-- Start Task input --

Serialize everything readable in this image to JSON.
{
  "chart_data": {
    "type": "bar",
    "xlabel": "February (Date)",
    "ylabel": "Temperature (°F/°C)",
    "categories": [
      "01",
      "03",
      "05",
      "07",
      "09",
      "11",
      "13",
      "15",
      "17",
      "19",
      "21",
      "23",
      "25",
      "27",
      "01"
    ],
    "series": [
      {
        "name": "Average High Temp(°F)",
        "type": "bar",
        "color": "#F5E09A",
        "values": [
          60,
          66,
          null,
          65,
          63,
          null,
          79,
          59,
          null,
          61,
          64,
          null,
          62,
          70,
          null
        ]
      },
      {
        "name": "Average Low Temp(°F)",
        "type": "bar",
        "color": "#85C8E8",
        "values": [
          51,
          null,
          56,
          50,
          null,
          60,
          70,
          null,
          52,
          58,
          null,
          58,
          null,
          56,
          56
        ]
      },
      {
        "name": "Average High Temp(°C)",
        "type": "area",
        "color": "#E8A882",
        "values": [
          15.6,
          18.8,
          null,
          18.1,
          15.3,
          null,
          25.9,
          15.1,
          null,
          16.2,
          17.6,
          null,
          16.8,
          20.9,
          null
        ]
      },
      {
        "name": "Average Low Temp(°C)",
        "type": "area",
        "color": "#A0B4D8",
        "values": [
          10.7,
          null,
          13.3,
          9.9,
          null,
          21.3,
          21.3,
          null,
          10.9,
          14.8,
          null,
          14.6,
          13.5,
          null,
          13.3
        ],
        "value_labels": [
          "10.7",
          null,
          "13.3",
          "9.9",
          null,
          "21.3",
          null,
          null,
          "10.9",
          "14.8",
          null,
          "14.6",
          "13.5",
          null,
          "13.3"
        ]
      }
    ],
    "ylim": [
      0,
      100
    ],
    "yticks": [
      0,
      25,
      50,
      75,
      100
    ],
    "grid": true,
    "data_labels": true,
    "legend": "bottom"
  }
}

-- End Task input --
-- Start Task input --

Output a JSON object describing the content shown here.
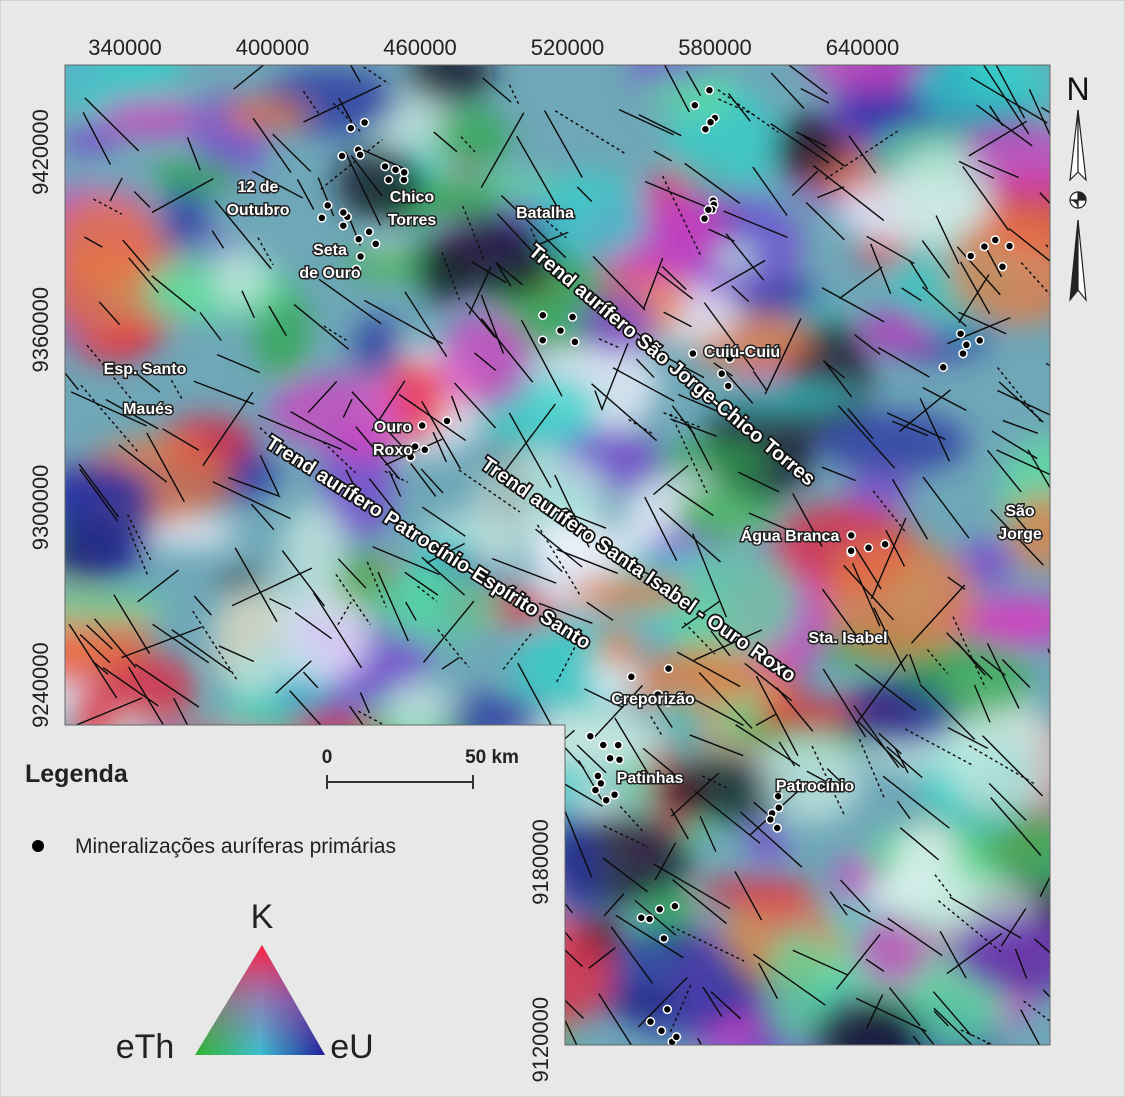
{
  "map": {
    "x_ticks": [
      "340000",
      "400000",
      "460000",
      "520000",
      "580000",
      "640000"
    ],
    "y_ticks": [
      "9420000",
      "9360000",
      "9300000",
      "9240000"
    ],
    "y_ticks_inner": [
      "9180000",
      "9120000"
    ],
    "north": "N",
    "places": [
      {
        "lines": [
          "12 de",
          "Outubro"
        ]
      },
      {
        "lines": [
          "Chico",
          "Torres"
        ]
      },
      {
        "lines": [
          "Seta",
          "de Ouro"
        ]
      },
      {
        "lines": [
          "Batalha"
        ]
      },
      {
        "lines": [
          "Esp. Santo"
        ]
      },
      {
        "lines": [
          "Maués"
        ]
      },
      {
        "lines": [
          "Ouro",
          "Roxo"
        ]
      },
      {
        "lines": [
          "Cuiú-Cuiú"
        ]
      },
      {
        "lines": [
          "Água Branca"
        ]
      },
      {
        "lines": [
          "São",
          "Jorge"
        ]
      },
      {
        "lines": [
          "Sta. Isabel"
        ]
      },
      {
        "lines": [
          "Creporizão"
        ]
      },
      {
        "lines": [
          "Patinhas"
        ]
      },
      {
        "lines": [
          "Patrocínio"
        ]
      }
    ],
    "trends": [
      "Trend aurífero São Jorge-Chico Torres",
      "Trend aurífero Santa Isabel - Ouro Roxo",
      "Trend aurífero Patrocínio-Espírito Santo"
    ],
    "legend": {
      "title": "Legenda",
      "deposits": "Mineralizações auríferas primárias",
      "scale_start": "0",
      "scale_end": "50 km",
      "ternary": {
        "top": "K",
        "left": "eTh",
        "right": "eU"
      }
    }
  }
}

-- End Task input --
-- Start Task input --

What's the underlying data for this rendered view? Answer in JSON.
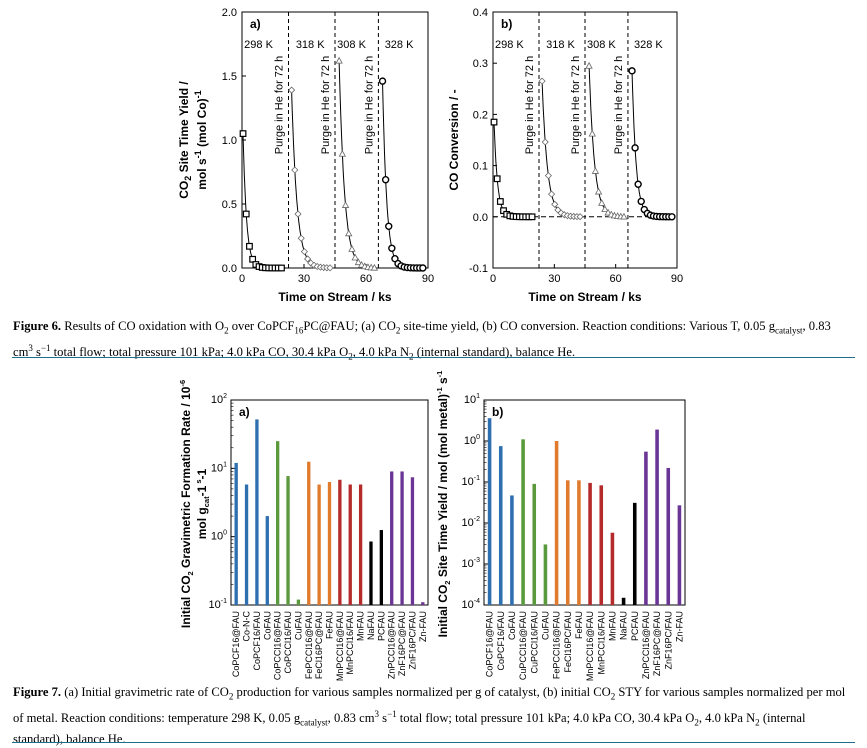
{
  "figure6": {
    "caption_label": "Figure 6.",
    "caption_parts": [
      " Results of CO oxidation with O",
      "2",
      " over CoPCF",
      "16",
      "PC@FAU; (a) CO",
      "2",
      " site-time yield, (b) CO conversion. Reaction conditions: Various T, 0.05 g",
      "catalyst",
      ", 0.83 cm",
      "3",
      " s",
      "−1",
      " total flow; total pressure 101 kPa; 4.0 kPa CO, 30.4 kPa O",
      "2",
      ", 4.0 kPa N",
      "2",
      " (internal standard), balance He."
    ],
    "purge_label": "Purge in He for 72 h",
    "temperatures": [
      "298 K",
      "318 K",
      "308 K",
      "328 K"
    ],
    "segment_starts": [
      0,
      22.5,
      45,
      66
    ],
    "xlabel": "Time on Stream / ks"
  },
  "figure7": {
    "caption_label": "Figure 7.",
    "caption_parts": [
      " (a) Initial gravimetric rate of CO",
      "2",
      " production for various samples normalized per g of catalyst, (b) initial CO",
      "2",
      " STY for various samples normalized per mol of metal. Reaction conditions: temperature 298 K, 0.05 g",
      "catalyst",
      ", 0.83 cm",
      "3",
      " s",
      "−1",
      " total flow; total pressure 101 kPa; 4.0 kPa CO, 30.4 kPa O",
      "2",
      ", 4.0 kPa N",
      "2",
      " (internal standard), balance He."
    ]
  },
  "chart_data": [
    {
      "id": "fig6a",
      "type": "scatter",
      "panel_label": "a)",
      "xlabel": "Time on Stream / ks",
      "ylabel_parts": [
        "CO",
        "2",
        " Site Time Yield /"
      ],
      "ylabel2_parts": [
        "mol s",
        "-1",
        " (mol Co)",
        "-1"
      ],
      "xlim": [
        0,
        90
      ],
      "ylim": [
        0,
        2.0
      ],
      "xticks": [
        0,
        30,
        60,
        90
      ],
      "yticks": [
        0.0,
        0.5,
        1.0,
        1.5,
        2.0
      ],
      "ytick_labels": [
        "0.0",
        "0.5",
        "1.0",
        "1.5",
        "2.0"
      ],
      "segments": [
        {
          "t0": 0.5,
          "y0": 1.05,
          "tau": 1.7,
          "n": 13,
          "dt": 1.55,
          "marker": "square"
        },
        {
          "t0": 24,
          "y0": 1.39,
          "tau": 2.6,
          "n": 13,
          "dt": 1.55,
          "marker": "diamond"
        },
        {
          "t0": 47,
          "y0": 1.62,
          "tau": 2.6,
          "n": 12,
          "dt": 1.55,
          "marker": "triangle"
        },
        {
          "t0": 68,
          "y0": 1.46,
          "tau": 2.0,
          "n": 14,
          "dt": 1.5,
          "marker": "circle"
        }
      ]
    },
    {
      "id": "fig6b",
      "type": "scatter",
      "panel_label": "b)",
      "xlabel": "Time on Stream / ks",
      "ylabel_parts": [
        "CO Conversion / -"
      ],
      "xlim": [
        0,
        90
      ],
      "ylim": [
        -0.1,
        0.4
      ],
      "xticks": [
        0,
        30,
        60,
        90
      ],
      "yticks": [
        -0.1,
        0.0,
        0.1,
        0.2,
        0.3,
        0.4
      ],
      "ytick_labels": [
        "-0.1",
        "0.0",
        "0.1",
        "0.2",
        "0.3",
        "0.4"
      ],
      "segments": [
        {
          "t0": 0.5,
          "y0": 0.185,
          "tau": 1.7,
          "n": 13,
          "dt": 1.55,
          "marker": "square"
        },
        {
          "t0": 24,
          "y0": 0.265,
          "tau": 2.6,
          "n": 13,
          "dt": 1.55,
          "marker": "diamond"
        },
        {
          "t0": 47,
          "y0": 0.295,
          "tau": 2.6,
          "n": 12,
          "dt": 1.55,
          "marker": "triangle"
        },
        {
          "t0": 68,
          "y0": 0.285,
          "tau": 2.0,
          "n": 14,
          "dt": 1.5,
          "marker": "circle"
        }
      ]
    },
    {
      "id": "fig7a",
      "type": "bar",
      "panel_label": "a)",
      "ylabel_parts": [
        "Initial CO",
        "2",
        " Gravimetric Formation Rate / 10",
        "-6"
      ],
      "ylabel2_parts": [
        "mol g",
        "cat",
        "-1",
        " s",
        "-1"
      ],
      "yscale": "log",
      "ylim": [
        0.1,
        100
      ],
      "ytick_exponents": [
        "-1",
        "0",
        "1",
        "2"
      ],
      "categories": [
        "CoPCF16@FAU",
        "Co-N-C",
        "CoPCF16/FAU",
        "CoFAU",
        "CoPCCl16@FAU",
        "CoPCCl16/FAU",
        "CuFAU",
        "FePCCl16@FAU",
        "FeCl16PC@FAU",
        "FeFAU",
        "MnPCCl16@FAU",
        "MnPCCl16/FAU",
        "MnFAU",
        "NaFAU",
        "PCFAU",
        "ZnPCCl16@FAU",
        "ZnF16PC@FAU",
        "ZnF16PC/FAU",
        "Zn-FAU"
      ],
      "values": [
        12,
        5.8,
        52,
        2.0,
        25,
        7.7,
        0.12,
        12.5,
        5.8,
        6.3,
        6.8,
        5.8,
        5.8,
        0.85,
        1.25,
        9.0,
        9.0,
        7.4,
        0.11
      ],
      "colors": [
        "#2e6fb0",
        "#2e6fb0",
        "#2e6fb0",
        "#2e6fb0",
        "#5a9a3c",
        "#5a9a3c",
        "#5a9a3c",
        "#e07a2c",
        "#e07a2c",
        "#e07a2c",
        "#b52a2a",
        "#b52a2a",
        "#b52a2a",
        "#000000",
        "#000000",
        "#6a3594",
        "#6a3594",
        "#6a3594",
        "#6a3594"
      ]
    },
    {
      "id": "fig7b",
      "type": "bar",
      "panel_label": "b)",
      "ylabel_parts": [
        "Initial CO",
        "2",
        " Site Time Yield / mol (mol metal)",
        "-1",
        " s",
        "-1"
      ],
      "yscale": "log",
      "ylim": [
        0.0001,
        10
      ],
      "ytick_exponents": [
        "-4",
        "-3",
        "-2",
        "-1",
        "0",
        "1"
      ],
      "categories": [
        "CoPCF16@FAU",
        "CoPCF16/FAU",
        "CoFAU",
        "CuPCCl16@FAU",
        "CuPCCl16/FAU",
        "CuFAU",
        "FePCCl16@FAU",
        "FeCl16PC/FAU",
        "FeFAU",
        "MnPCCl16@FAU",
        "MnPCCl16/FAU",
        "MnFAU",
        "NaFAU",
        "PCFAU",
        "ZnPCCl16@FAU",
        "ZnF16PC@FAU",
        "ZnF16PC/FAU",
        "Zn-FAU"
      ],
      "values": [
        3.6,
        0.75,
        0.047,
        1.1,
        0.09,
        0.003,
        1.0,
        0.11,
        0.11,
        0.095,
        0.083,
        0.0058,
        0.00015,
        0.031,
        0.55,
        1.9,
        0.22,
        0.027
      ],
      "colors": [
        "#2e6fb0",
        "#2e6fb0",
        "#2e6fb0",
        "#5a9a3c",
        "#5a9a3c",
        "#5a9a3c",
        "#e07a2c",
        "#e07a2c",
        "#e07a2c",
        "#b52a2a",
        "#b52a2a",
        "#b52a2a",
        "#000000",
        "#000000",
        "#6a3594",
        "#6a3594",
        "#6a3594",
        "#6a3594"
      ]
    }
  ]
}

-- End Task input --

Copy every line in the entries above that has the string "Isabel" in it.

Finished task:
          "Sta. Isabel"
      "Trend aurífero Santa Isabel - Ouro Roxo",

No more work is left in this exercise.